- [DATASET RECORDS]
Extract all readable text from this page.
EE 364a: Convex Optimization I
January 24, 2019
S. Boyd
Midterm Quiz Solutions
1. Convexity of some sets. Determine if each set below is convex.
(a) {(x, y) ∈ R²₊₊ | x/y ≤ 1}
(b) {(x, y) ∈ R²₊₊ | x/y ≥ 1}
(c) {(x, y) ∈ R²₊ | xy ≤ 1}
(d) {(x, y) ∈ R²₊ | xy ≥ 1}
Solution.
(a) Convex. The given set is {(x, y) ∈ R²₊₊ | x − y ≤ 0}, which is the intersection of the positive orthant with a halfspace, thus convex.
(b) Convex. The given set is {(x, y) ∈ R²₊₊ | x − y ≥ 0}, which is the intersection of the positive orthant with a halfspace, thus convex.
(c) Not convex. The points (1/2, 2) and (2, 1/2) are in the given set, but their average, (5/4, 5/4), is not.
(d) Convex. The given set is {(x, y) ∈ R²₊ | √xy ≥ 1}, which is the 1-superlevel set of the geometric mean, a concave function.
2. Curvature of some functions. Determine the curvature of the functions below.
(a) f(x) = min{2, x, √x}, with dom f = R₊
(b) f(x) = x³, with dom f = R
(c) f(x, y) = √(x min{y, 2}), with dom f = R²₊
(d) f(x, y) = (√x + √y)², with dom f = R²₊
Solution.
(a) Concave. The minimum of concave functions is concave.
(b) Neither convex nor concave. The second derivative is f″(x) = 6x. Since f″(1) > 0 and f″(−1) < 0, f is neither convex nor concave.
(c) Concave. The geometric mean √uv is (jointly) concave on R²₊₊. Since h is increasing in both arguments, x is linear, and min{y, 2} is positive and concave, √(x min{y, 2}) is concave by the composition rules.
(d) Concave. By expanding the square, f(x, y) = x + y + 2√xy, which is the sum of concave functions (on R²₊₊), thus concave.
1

- [EXERCISE PROMPT]
Your task is to quote all of the data word for word.

- [RESPONSE BELOW]
Extract all readable text from this page.
EE 364a: Convex Optimization I
January 24, 2019
S. Boyd
Midterm Quiz Solutions
1. Convexity of some sets. Determine if each set below is convex.
(a) {(x, y) ∈ R²₊₊ | x/y ≤ 1}
(b) {(x, y) ∈ R²₊₊ | x/y ≥ 1}
(c) {(x, y) ∈ R²₊ | xy ≤ 1}
(d) {(x, y) ∈ R²₊ | xy ≥ 1}
Solution.
(a) Convex. The given set is {(x, y) ∈ R²₊₊ | x − y ≤ 0}, which is the intersection of the positive orthant with a halfspace, thus convex.
(b) Convex. The given set is {(x, y) ∈ R²₊₊ | x − y ≥ 0}, which is the intersection of the positive orthant with a halfspace, thus convex.
(c) Not convex. The points (1/2, 2) and (2, 1/2) are in the given set, but their average, (5/4, 5/4), is not.
(d) Convex. The given set is {(x, y) ∈ R²₊ | √xy ≥ 1}, which is the 1-superlevel set of the geometric mean, a concave function.
2. Curvature of some functions. Determine the curvature of the functions below.
(a) f(x) = min{2, x, √x}, with dom f = R₊
(b) f(x) = x³, with dom f = R
(c) f(x, y) = √(x min{y, 2}), with dom f = R²₊
(d) f(x, y) = (√x + √y)², with dom f = R²₊
Solution.
(a) Concave. The minimum of concave functions is concave.
(b) Neither convex nor concave. The second derivative is f″(x) = 6x. Since f″(1) > 0 and f″(−1) < 0, f is neither convex nor concave.
(c) Concave. The geometric mean √uv is (jointly) concave on R²₊₊. Since h is increasing in both arguments, x is linear, and min{y, 2} is positive and concave, √(x min{y, 2}) is concave by the composition rules.
(d) Concave. By expanding the square, f(x, y) = x + y + 2√xy, which is the sum of concave functions (on R²₊₊), thus concave.
1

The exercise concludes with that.